↓
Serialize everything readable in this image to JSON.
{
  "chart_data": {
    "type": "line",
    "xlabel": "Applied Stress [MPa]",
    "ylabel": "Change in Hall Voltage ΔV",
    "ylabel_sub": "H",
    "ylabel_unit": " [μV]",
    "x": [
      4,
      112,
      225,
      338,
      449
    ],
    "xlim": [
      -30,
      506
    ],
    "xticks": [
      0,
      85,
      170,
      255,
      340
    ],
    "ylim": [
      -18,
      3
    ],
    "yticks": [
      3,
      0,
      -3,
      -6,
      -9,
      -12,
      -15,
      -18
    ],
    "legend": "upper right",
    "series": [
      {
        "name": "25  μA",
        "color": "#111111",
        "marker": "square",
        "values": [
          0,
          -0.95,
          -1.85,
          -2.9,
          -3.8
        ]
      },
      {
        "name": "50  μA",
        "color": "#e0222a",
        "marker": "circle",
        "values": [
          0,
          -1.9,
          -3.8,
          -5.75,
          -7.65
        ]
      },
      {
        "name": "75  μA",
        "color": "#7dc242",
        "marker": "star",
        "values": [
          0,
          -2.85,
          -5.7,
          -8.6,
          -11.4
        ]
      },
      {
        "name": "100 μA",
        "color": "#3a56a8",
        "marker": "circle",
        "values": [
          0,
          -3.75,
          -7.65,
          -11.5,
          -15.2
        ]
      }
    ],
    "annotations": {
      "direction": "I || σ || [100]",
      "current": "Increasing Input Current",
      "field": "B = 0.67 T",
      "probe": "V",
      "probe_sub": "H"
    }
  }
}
↑
EXERCISE REQUIREMENTS: Print all of the entries exactly as they appear.

EXERCISE SOLUTION:
Serialize everything readable in this image to JSON.
{
  "chart_data": {
    "type": "line",
    "xlabel": "Applied Stress [MPa]",
    "ylabel": "Change in Hall Voltage ΔV",
    "ylabel_sub": "H",
    "ylabel_unit": " [μV]",
    "x": [
      4,
      112,
      225,
      338,
      449
    ],
    "xlim": [
      -30,
      506
    ],
    "xticks": [
      0,
      85,
      170,
      255,
      340
    ],
    "ylim": [
      -18,
      3
    ],
    "yticks": [
      3,
      0,
      -3,
      -6,
      -9,
      -12,
      -15,
      -18
    ],
    "legend": "upper right",
    "series": [
      {
        "name": "25  μA",
        "color": "#111111",
        "marker": "square",
        "values": [
          0,
          -0.95,
          -1.85,
          -2.9,
          -3.8
        ]
      },
      {
        "name": "50  μA",
        "color": "#e0222a",
        "marker": "circle",
        "values": [
          0,
          -1.9,
          -3.8,
          -5.75,
          -7.65
        ]
      },
      {
        "name": "75  μA",
        "color": "#7dc242",
        "marker": "star",
        "values": [
          0,
          -2.85,
          -5.7,
          -8.6,
          -11.4
        ]
      },
      {
        "name": "100 μA",
        "color": "#3a56a8",
        "marker": "circle",
        "values": [
          0,
          -3.75,
          -7.65,
          -11.5,
          -15.2
        ]
      }
    ],
    "annotations": {
      "direction": "I || σ || [100]",
      "current": "Increasing Input Current",
      "field": "B = 0.67 T",
      "probe": "V",
      "probe_sub": "H"
    }
  }
}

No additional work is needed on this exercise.